Of the lines below, how many hold the string "name"? Give only the number.

_Working data_
__________________________________________________

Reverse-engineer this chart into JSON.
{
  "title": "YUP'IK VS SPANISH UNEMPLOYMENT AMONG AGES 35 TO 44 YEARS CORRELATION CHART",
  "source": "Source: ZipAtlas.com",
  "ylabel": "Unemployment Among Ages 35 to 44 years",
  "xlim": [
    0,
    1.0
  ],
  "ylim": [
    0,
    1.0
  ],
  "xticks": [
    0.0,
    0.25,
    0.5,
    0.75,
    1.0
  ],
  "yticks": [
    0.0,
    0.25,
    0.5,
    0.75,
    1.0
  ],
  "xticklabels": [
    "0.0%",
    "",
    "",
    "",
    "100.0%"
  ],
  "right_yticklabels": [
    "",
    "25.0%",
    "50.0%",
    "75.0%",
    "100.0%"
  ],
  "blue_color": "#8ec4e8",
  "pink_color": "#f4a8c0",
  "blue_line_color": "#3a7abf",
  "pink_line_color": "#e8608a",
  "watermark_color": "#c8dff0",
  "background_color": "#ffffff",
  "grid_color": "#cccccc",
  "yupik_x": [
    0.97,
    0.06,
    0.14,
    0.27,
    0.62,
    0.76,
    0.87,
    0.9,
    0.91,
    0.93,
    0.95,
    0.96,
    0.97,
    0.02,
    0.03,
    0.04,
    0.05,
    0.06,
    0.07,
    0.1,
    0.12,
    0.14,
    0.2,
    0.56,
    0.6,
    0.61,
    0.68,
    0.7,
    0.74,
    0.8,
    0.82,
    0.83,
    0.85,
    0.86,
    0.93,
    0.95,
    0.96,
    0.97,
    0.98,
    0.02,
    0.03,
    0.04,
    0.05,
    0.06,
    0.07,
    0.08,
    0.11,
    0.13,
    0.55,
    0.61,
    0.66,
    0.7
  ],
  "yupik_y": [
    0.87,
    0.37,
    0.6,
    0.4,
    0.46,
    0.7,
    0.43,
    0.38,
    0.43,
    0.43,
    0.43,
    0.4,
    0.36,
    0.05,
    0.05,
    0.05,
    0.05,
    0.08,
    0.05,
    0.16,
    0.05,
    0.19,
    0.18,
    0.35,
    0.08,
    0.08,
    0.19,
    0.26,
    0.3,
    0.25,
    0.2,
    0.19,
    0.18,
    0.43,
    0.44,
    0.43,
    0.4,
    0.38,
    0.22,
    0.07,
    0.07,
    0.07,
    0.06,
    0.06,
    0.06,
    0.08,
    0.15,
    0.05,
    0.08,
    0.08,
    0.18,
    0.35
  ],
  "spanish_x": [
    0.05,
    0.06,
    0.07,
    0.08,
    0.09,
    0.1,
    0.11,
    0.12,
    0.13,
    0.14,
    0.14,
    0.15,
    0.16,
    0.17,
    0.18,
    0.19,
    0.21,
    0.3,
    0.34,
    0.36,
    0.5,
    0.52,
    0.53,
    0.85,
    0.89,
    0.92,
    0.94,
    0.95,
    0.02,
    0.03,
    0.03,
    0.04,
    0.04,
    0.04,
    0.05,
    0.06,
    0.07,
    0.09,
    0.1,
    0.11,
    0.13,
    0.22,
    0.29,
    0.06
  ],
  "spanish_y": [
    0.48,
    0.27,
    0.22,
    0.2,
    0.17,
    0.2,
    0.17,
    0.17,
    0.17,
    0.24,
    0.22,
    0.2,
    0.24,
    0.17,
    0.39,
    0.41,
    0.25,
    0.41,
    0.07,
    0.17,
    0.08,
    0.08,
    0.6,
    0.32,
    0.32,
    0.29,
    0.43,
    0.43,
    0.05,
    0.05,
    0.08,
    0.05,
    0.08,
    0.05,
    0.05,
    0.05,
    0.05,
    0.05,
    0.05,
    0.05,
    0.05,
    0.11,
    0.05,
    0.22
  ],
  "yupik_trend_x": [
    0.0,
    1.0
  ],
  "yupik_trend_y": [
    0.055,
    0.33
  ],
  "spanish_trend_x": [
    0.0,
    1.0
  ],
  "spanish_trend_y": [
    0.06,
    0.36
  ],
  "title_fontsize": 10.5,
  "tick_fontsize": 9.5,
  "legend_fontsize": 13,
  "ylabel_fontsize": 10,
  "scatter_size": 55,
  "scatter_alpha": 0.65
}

__________________________________________________

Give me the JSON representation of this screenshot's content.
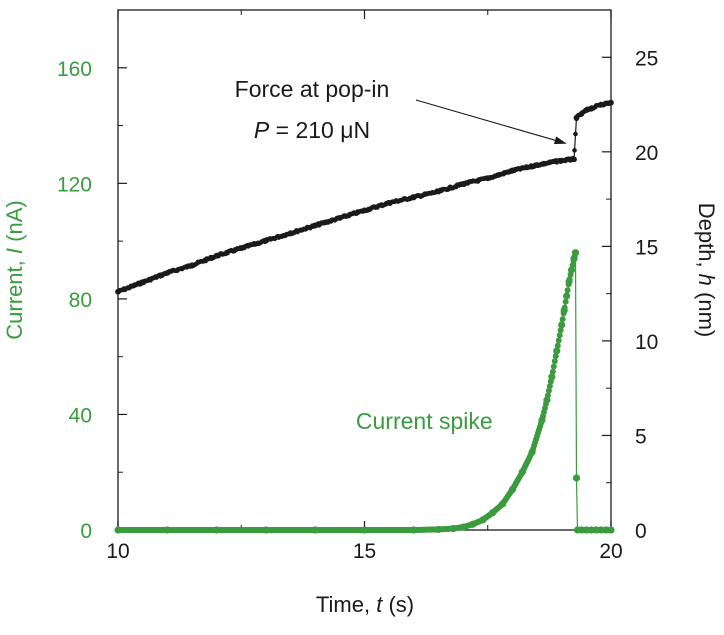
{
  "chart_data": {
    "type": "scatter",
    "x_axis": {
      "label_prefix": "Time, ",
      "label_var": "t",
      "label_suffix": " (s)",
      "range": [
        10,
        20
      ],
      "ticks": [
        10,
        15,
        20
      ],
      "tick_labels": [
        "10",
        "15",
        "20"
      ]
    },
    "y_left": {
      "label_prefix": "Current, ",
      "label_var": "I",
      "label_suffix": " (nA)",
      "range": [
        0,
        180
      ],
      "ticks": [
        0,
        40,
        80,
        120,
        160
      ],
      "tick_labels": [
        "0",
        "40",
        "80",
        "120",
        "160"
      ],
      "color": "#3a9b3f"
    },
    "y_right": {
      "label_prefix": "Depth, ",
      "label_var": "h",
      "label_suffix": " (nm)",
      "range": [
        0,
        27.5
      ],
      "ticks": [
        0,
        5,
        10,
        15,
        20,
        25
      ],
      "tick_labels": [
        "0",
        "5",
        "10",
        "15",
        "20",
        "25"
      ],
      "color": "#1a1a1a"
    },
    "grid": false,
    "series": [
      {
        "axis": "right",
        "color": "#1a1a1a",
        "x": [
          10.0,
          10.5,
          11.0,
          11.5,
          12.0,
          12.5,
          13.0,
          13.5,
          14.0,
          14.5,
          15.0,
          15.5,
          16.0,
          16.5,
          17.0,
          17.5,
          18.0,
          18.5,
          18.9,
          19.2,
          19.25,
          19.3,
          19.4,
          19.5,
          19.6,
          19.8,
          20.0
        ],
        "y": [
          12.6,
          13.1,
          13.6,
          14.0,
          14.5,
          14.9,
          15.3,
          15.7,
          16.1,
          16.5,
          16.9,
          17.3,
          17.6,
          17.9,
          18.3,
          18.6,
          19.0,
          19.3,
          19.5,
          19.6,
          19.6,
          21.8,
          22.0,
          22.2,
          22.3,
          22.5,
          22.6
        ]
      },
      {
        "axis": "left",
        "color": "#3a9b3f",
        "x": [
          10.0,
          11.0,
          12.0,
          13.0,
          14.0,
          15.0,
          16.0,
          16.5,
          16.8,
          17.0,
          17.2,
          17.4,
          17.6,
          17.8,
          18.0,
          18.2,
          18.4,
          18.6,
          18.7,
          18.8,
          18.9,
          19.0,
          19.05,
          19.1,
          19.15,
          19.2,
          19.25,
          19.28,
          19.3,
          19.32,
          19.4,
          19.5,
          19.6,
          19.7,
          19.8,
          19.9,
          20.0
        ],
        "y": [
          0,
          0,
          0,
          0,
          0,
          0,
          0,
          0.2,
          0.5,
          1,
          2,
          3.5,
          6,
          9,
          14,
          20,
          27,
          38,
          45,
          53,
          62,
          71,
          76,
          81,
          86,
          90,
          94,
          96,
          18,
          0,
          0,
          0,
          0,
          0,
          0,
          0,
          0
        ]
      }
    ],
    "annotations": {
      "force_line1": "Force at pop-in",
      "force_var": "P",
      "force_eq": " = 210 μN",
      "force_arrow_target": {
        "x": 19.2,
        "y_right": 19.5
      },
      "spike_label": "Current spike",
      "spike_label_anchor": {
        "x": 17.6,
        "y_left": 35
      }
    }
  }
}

__________________________________________________

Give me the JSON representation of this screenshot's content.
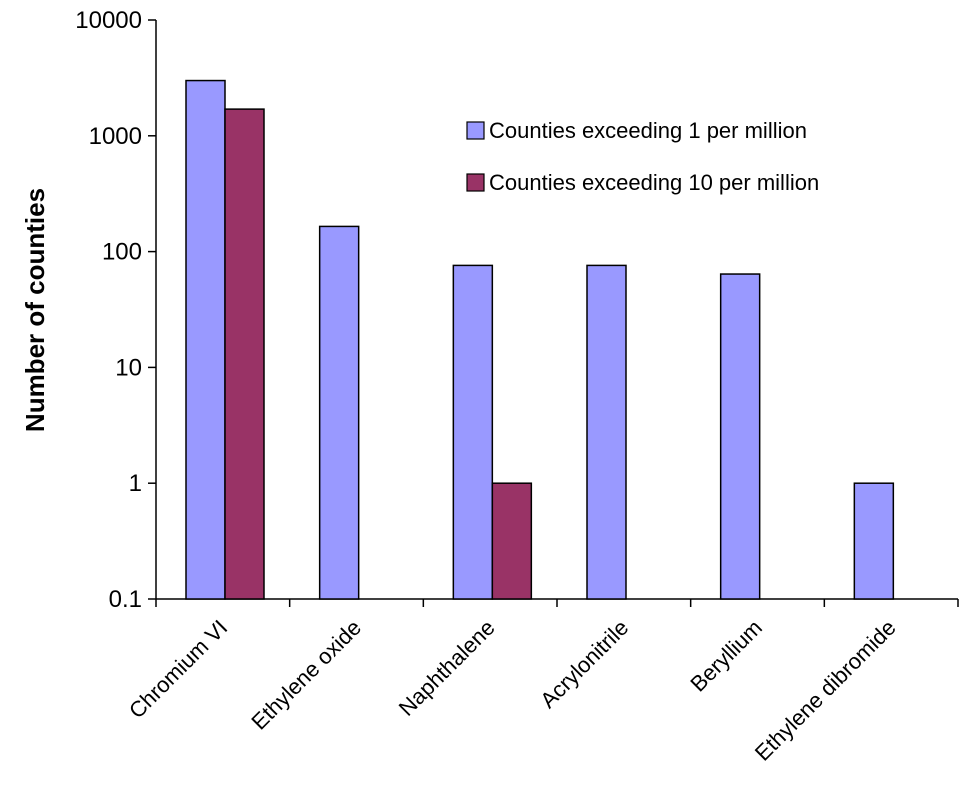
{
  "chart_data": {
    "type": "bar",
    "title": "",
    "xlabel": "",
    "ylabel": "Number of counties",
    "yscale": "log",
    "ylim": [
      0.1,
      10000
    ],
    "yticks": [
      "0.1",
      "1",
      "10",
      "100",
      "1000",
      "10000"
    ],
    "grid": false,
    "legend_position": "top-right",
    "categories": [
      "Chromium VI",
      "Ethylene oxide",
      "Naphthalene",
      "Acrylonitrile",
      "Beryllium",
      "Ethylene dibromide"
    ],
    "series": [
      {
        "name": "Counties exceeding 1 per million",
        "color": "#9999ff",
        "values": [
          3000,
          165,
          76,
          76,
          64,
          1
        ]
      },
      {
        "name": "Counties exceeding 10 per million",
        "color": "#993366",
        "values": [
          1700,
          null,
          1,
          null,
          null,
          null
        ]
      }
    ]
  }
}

__________________________________________________

_Exercise output_
2